**Entries supplied**
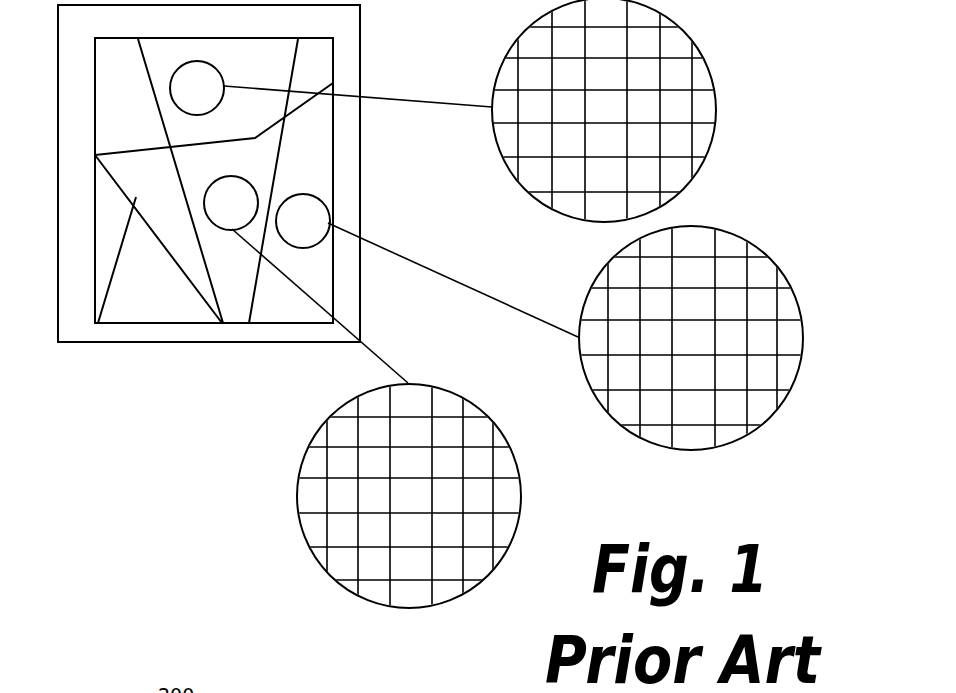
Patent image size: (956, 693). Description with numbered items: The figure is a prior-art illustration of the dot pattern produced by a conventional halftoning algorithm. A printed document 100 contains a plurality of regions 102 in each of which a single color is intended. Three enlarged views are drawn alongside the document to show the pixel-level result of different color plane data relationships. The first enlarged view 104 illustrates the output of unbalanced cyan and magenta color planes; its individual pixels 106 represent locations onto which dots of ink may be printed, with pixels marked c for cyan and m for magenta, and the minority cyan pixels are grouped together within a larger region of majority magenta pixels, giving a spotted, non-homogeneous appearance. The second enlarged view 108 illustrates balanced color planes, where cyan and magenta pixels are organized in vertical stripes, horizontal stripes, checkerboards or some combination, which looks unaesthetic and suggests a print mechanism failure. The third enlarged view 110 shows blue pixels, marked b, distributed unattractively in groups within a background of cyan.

The printed document 100 is at (208, 342).
The regions 102 is at (303, 168).
The first enlarged view 104 is at (585, 338).
The individual pixels 106 is at (617, 300).
The second enlarged view 108 is at (717, 72).
The third enlarged view 110 is at (450, 392).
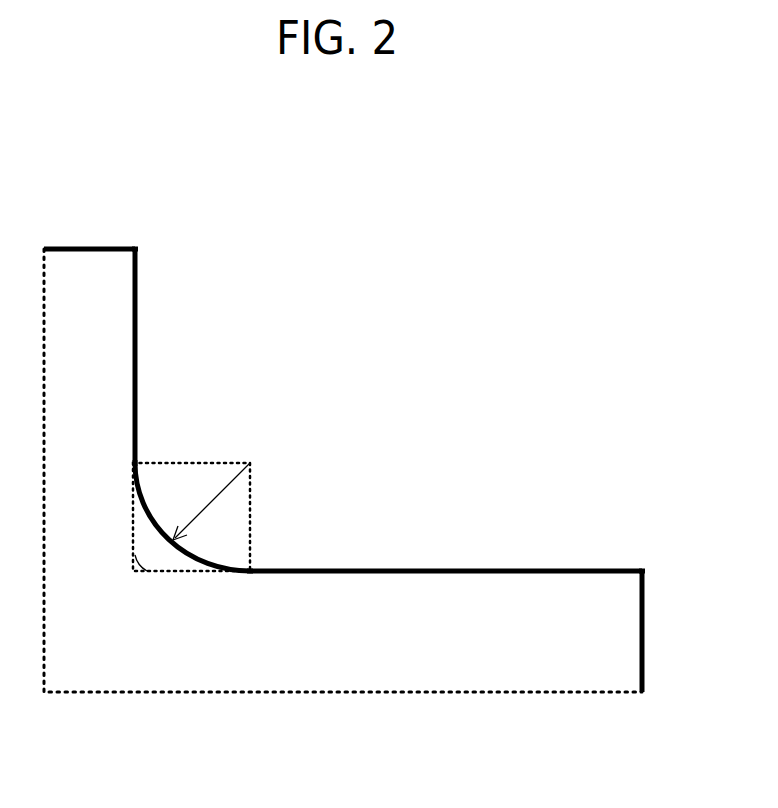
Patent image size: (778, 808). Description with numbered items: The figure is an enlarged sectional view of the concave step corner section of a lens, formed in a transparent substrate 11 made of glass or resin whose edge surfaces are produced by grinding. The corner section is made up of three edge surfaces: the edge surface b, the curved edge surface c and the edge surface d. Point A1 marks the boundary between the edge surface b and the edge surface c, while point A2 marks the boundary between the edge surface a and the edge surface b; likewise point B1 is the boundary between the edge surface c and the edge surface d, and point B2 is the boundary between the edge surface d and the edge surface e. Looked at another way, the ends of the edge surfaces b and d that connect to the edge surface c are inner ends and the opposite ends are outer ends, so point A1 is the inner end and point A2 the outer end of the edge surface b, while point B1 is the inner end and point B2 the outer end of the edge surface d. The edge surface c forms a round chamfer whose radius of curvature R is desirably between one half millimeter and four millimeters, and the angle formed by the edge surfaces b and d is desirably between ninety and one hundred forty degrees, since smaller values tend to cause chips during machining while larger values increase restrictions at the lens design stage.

The transparent substrate 11 is at (373, 443).
The edge surface a is at (89, 230).
The edge surface b is at (138, 299).
The edge surface c is at (160, 488).
The edge surface d is at (470, 568).
The edge surface e is at (645, 636).
The point A1 is at (135, 462).
The point A2 is at (137, 248).
The point B1 is at (252, 570).
The point B2 is at (640, 568).
The radius of curvature R is at (191, 517).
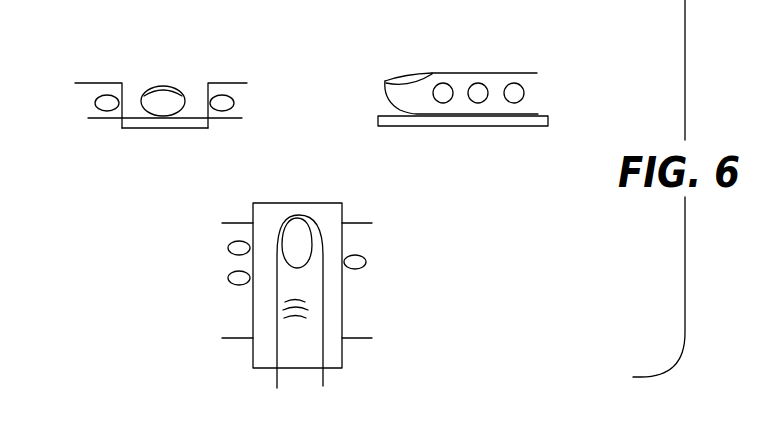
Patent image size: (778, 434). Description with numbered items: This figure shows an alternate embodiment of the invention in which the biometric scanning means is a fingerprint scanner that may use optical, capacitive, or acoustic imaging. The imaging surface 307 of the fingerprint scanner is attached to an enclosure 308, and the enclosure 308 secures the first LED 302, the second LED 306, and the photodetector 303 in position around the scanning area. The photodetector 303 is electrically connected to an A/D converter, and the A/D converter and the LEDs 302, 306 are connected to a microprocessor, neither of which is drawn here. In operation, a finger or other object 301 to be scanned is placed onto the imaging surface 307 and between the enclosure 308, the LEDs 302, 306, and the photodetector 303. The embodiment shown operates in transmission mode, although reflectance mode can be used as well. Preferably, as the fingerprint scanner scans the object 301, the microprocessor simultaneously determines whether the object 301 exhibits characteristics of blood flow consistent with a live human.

The finger or other object 301 is at (177, 85).
The first LED 302 is at (230, 108).
The photodetector 303 is at (95, 112).
The second LED 306 is at (525, 93).
The imaging surface 307 is at (158, 129).
The enclosure 308 is at (90, 83).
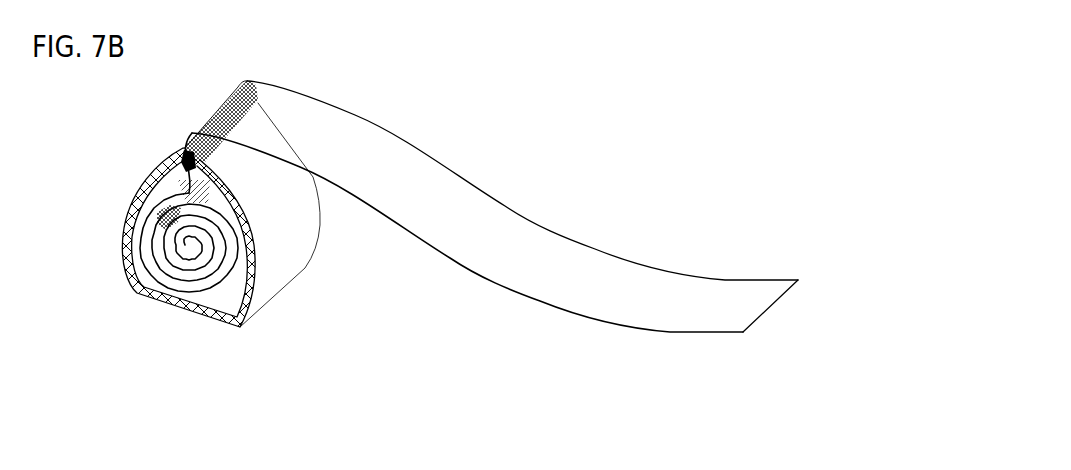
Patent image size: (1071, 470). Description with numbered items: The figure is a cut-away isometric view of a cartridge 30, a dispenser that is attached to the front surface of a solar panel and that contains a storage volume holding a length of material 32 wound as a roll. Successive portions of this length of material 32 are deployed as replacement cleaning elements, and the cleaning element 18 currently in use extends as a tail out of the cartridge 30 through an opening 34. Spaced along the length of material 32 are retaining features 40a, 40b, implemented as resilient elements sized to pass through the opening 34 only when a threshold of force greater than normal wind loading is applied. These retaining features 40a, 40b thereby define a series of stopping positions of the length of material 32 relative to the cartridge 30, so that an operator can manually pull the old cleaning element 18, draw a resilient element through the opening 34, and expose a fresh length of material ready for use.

The cleaning element 18 is at (520, 215).
The cartridge 30 is at (133, 277).
The length of material 32 is at (152, 273).
The opening 34 is at (177, 166).
The retaining feature 40a is at (188, 163).
The retaining feature 40b is at (173, 165).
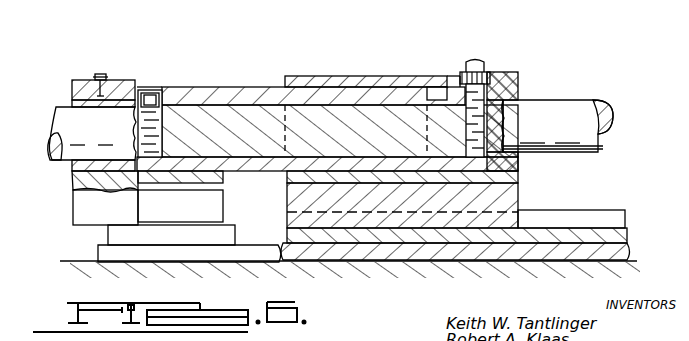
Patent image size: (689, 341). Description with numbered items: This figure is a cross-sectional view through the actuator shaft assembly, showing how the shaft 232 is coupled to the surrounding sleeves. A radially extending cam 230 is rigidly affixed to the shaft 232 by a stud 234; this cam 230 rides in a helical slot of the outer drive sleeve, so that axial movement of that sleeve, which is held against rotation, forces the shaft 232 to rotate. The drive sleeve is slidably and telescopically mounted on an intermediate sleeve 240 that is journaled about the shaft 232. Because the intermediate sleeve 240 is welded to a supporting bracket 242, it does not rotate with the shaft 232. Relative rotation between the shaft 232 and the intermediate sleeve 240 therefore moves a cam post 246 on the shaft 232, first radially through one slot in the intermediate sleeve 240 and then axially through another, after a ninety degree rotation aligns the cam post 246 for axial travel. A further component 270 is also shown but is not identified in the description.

**Task to carry out**
Return every line of the material above as a JSON list of strings, one string per line, skipping blank lines and omitting the picture markers.

**Result for this exercise**
[
  "Patent image size: (956, 693). Description with numbered items: The figure is a prior-art illustration of the dot pattern produced by a conventional halftoning algorithm. A printed document 100 contains a plurality of regions 102 in each of which a single color is intended. Three enlarged views are drawn alongside the document to show the pixel-level result of different color plane data relationships. The first enlarged view 104 illustrates the output of unbalanced cyan and magenta color planes; its individual pixels 106 represent locations onto which dots of ink may be printed, with pixels marked c for cyan and m for magenta, and the minority cyan pixels are grouped together within a larger region of majority magenta pixels, giving a spotted, non-homogeneous appearance. The second enlarged view 108 illustrates balanced color planes, where cyan and magenta pixels are organized in vertical stripes, horizontal stripes, checkerboards or some combination, which looks unaesthetic and suggests a print mechanism failure. The third enlarged view 110 shows blue pixels, marked b, distributed unattractively in groups within a background of cyan.",
  "The printed document 100 is at (208, 342).",
  "The regions 102 is at (303, 168).",
  "The first enlarged view 104 is at (585, 338).",
  "The individual pixels 106 is at (617, 300).",
  "The second enlarged view 108 is at (717, 72).",
  "The third enlarged view 110 is at (450, 392).",
  "Patent image size: (778, 808). Description with numbered items: The figure is an enlarged sectional view of the concave step corner section of a lens, formed in a transparent substrate 11 made of glass or resin whose edge surfaces are produced by grinding. The corner section is made up of three edge surfaces: the edge surface b, the curved edge surface c and the edge surface d. Point A1 marks the boundary between the edge surface b and the edge surface c, while point A2 marks the boundary between the edge surface a and the edge surface b; likewise point B1 is the boundary between the edge surface c and the edge surface d, and point B2 is the boundary between the edge surface d and the edge surface e. Looked at another way, the ends of the edge surfaces b and d that connect to the edge surface c are inner ends and the opposite ends are outer ends, so point A1 is the inner end and point A2 the outer end of the edge surface b, while point B1 is the inner end and point B2 the outer end of the edge surface d. The edge surface c forms a round chamfer whose radius of curvature R is desirably between one half millimeter and four millimeters, and the angle formed by the edge surfaces b and d is desirably between ninety and one hundred forty degrees, since smaller values tend to cause chips during machining while larger values increase restrictions at the lens design stage.",
  "The transparent substrate 11 is at (373, 443).",
  "The edge surface a is at (89, 230).",
  "The edge surface b is at (138, 299).",
  "The edge surface c is at (160, 488).",
  "The edge surface d is at (470, 568).",
  "The edge surface e is at (645, 636).",
  "The point A1 is at (135, 462).",
  "The point A2 is at (137, 248).",
  "The point B1 is at (252, 570).",
  "The point B2 is at (640, 568).",
  "The radius of curvature R is at (191, 517).",
  "Patent image size: (778, 434). Description with numbered items: This figure shows an alternate embodiment of the invention in which the biometric scanning means is a fingerprint scanner that may use optical, capacitive, or acoustic imaging. The imaging surface 307 of the fingerprint scanner is attached to an enclosure 308, and the enclosure 308 secures the first LED 302, the second LED 306, and the photodetector 303 in position around the scanning area. The photodetector 303 is electrically connected to an A/D converter, and the A/D converter and the LEDs 302, 306 are connected to a microprocessor, neither of which is drawn here. In operation, a finger or other object 301 to be scanned is placed onto the imaging surface 307 and between the enclosure 308, the LEDs 302, 306, and the photodetector 303. The embodiment shown operates in transmission mode, although reflectance mode can be used as well. Preferably, as the fingerprint scanner scans the object 301, the microprocessor simultaneously determines whether the object 301 exhibits characteristics of blood flow consistent with a live human.",
  "The finger or other object 301 is at (177, 85).",
  "The first LED 302 is at (230, 108).",
  "The photodetector 303 is at (95, 112).",
  "The second LED 306 is at (525, 93).",
  "The imaging surface 307 is at (158, 129).",
  "The enclosure 308 is at (90, 83).",
  "Patent image size: (1071, 470). Description with numbered items: The figure is a cut-away isometric view of a cartridge 30, a dispenser that is attached to the front surface of a solar panel and that contains a storage volume holding a length of material 32 wound as a roll. Successive portions of this length of material 32 are deployed as replacement cleaning elements, and the cleaning element 18 currently in use extends as a tail out of the cartridge 30 through an opening 34. Spaced along the length of material 32 are retaining features 40a, 40b, implemented as resilient elements sized to pass through the opening 34 only when a threshold of force greater than normal wind loading is applied. These retaining features 40a, 40b thereby define a series of stopping positions of the length of material 32 relative to the cartridge 30, so that an operator can manually pull the old cleaning element 18, draw a resilient element through the opening 34, and expose a fresh length of material ready for use.",
  "The cleaning element 18 is at (520, 215).",
  "The cartridge 30 is at (133, 277).",
  "The length of material 32 is at (152, 273).",
  "The opening 34 is at (177, 166).",
  "The retaining feature 40a is at (188, 163).",
  "The retaining feature 40b is at (173, 165).",
  "Patent image size: (689, 341). Description with numbered items: This figure is a cross-sectional view through the actuator shaft assembly, showing how the shaft 232 is coupled to the surrounding sleeves. A radially extending cam 230 is rigidly affixed to the shaft 232 by a stud 234; this cam 230 rides in a helical slot of the outer drive sleeve, so that axial movement of that sleeve, which is held against rotation, forces the shaft 232 to rotate. The drive sleeve is slidably and telescopically mounted on an intermediate sleeve 240 that is journaled about the shaft 232. Because the intermediate sleeve 240 is welded to a supporting bracket 242, it does not rotate with the shaft 232. Relative rotation between the shaft 232 and the intermediate sleeve 240 therefore moves a cam post 246 on the shaft 232, first radially through one slot in the intermediate sleeve 240 and then axially through another, after a ninety degree rotation aligns the cam post 246 for axial travel. A further component 270 is also shown but is not identified in the description."
]